* Raw data *
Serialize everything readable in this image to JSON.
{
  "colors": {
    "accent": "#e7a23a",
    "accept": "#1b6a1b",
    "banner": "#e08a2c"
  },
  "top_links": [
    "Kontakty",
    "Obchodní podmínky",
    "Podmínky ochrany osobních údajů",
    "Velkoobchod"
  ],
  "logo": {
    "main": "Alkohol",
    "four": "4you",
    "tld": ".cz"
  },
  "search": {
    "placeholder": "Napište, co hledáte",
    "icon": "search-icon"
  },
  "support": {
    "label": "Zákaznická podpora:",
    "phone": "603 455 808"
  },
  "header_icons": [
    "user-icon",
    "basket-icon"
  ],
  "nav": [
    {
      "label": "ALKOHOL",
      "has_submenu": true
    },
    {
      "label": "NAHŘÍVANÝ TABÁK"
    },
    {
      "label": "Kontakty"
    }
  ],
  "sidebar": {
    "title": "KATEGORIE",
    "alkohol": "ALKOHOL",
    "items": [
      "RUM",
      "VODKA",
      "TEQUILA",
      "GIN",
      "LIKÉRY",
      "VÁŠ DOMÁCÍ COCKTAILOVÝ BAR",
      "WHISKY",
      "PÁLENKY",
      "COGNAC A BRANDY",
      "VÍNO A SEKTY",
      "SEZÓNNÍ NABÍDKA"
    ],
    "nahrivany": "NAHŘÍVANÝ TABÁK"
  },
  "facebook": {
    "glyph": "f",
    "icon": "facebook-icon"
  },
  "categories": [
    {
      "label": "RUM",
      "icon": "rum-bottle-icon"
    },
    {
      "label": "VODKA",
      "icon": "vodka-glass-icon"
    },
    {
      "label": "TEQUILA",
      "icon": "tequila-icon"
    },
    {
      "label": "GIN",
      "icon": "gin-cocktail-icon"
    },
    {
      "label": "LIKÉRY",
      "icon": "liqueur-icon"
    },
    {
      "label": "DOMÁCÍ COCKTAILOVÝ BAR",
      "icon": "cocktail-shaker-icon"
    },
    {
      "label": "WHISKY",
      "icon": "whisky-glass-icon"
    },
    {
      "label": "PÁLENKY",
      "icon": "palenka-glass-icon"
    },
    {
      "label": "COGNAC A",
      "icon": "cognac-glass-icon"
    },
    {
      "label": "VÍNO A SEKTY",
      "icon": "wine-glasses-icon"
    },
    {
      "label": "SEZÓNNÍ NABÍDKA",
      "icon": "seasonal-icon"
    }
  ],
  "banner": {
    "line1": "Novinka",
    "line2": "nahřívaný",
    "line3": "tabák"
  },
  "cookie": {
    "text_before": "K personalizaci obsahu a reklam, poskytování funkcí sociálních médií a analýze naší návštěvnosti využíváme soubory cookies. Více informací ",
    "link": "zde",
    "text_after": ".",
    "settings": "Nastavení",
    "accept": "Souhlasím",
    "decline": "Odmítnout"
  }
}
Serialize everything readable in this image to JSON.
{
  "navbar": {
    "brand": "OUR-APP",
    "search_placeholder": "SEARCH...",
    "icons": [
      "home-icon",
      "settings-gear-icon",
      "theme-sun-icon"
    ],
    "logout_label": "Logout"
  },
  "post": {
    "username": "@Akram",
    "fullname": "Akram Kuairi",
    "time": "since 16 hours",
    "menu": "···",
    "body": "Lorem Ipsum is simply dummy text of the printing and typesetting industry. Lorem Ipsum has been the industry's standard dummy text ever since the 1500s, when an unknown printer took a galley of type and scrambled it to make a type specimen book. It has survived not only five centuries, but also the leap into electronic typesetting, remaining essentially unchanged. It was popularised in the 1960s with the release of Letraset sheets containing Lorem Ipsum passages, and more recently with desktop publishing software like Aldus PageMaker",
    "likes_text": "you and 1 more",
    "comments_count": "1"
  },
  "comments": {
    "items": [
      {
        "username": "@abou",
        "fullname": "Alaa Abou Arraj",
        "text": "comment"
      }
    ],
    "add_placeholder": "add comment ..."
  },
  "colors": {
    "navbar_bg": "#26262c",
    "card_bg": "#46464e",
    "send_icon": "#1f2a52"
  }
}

* Do this *
Choose all lines containing the string "SEZÓNNÍ" and copy them out.

* The answer *
      "SEZÓNNÍ NABÍDKA"
      "label": "SEZÓNNÍ NABÍDKA",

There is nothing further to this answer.